**REQUEST**
Give the number of lines in the records below that include "TLTROs". Reply with that number alone.

**THE RECORDS**
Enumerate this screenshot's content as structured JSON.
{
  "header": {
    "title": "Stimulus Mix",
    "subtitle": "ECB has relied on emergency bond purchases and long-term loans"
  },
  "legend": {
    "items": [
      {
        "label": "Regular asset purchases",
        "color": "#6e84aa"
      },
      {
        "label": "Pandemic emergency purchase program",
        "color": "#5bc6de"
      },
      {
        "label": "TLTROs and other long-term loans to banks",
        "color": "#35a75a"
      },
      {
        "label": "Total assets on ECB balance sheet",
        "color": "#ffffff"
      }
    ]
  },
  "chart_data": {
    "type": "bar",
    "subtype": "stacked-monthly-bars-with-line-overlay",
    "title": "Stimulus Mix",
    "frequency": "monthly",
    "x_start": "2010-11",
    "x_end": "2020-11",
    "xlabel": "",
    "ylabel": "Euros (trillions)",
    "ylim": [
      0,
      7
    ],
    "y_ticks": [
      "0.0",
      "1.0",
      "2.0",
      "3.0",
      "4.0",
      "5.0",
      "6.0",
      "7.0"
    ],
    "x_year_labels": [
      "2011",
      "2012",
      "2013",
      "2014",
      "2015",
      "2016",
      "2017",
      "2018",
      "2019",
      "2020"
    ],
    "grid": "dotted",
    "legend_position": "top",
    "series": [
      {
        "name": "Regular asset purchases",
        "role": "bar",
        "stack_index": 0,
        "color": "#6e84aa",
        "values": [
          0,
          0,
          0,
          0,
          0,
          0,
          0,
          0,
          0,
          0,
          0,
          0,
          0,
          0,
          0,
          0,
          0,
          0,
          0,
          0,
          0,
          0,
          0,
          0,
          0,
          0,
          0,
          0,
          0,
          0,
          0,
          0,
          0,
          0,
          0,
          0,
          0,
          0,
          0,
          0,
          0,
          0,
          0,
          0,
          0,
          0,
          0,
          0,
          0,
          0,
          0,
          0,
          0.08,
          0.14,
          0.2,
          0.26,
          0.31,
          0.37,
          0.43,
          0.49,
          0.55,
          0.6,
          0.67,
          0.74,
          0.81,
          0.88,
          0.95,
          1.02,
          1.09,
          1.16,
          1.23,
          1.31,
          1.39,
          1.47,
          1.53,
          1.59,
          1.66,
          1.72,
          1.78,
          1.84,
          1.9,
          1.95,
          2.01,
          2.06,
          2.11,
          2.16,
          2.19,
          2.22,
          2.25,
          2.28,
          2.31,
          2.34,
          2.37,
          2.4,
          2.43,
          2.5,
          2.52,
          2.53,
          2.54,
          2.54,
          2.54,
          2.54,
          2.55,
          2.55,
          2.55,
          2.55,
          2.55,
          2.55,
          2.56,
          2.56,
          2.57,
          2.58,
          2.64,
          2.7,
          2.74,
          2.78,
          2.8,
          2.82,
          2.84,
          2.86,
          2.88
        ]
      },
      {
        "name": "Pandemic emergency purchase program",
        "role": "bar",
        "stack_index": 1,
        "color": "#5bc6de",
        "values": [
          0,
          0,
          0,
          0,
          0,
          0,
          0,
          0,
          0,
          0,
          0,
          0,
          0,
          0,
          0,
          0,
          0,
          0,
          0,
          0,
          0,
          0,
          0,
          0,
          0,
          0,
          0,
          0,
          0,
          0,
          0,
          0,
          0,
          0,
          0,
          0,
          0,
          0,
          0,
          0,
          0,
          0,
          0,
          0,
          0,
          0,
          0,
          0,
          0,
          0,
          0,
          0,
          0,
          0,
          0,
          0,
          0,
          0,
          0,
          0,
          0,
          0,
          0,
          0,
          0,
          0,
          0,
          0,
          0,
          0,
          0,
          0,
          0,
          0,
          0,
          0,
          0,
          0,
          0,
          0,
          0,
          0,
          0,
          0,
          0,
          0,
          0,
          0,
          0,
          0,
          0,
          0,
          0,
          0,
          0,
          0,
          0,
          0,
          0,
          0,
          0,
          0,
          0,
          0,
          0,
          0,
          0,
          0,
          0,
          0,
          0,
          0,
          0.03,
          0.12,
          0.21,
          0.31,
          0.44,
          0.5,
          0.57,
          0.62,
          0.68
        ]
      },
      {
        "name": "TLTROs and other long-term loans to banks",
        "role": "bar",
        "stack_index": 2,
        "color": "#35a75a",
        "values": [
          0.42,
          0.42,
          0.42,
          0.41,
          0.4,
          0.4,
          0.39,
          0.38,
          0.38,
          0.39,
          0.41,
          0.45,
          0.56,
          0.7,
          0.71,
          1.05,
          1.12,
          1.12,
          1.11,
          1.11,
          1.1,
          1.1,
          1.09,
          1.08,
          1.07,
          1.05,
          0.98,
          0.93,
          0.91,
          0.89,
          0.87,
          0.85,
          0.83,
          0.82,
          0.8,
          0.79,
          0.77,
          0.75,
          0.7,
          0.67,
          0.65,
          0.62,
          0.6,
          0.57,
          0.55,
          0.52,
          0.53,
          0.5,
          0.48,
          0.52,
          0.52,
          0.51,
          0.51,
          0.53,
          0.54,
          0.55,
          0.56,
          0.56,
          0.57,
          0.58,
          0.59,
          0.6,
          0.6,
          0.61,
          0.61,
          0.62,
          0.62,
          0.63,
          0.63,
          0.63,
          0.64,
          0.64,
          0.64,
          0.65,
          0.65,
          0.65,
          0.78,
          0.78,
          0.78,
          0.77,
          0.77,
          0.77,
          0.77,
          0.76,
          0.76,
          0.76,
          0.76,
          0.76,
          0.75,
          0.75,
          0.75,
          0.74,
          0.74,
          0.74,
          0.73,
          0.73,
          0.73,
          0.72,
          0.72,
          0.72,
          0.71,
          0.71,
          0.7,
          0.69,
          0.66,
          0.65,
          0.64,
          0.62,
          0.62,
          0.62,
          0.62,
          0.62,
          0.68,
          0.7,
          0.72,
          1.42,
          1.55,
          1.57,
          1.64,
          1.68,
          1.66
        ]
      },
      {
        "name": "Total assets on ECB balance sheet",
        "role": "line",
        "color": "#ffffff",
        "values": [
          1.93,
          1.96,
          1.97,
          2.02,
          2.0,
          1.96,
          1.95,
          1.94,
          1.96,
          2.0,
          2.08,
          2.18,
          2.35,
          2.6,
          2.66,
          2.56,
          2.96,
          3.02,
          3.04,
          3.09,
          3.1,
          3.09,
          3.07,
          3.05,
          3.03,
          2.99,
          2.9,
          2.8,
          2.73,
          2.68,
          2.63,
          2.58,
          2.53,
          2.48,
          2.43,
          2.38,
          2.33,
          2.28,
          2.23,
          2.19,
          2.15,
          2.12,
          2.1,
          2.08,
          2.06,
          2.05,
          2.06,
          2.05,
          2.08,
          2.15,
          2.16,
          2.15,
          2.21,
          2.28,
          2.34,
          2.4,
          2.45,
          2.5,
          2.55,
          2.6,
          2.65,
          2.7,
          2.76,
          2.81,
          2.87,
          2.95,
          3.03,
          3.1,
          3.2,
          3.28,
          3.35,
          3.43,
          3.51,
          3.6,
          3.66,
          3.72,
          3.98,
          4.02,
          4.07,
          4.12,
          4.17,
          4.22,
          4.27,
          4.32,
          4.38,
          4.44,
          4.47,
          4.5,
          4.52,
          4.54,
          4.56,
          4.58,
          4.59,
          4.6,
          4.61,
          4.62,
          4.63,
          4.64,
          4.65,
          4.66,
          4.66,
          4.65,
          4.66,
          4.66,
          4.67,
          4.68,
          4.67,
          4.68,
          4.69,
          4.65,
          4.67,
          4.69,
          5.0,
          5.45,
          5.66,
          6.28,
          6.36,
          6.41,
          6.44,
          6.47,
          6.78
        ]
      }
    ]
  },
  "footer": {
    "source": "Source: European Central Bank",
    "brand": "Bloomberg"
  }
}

**WRITTEN RESPONSE**
2